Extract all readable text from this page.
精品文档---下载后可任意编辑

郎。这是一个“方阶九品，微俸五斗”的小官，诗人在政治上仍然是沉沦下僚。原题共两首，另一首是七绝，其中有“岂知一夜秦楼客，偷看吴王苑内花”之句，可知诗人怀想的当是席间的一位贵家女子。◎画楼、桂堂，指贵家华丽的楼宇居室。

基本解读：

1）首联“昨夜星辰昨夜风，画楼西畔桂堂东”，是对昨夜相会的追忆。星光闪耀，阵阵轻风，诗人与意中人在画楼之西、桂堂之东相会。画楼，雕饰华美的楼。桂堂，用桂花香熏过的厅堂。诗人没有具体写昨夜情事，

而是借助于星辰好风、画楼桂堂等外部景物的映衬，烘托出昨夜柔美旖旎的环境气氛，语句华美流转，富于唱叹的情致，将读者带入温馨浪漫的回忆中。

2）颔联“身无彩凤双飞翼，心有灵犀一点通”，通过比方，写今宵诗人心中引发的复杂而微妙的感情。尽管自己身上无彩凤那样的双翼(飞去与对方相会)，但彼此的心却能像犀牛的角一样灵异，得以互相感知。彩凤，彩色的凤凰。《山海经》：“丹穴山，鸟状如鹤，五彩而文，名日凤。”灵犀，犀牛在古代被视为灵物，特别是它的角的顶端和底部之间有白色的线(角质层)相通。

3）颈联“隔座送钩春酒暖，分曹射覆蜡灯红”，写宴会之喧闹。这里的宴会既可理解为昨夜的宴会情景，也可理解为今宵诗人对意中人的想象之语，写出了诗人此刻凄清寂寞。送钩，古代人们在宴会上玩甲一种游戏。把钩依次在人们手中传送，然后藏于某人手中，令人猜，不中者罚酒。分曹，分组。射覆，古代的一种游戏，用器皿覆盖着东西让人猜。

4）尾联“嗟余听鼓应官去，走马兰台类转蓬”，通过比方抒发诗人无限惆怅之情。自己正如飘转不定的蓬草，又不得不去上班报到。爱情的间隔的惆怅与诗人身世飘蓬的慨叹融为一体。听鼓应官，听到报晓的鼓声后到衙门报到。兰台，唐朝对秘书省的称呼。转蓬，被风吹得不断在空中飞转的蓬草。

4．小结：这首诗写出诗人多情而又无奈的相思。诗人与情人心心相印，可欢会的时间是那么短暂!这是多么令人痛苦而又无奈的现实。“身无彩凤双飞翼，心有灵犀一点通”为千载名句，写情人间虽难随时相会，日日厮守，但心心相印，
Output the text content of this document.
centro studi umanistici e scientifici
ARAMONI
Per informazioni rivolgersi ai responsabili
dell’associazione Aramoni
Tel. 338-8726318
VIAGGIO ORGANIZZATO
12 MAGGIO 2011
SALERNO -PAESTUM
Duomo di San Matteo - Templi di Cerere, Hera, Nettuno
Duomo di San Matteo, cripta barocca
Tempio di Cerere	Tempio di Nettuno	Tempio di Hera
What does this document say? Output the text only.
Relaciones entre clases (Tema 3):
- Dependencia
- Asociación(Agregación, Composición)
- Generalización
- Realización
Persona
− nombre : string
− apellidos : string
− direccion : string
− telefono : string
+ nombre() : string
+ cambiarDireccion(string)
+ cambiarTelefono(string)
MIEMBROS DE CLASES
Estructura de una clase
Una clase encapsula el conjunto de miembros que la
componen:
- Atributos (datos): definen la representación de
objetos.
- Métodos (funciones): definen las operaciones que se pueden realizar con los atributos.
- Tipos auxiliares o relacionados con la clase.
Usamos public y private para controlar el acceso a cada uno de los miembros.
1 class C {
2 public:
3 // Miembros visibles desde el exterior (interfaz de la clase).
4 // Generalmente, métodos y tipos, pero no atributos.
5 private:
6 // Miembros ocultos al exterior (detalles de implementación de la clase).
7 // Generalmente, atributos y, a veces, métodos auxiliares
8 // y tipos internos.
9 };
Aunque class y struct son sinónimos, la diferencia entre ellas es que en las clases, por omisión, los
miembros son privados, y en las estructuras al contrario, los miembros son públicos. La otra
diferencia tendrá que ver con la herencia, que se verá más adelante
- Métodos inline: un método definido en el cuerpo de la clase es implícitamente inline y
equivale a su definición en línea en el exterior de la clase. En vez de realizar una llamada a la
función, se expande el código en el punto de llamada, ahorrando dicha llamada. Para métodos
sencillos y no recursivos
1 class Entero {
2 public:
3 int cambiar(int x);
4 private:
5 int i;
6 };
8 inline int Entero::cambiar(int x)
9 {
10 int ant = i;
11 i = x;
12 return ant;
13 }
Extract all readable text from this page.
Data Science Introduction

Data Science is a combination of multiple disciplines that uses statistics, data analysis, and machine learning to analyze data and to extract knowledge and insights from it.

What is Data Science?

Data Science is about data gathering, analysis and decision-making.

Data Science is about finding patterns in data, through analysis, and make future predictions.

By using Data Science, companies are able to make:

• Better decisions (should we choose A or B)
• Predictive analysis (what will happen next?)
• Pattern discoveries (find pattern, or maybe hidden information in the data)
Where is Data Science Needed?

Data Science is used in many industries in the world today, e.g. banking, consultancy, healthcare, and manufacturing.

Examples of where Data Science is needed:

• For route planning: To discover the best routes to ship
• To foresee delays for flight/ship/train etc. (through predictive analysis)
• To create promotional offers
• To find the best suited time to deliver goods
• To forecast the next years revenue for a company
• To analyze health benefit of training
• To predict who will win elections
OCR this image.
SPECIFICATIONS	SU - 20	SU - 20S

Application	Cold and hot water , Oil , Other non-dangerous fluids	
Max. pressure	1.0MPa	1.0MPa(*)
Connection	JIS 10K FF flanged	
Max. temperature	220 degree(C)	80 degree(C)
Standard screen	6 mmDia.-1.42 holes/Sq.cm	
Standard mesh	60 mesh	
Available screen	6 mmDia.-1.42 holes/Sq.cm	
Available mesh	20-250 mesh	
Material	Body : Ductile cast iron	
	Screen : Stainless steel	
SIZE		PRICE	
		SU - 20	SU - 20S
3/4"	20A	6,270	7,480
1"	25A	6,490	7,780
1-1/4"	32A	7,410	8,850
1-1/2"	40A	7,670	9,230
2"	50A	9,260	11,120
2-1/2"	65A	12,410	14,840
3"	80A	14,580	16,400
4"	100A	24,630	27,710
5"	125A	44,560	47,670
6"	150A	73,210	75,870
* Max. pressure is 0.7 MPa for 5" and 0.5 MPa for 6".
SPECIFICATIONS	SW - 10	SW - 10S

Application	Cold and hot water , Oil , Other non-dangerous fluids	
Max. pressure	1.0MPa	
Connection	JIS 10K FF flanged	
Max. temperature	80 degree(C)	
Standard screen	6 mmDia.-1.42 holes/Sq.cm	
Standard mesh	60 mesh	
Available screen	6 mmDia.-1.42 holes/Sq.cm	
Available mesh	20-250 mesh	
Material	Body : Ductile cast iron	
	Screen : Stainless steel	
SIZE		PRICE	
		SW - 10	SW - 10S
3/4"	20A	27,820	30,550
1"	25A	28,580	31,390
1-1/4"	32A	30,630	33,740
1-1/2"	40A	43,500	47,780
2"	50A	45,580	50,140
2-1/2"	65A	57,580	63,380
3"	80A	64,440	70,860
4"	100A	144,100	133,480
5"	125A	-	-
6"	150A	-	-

◆ ◆ ◆

Given task
Tally the lines of the data that hold the string "document". Answer with the number and nothing more.

Full answer
2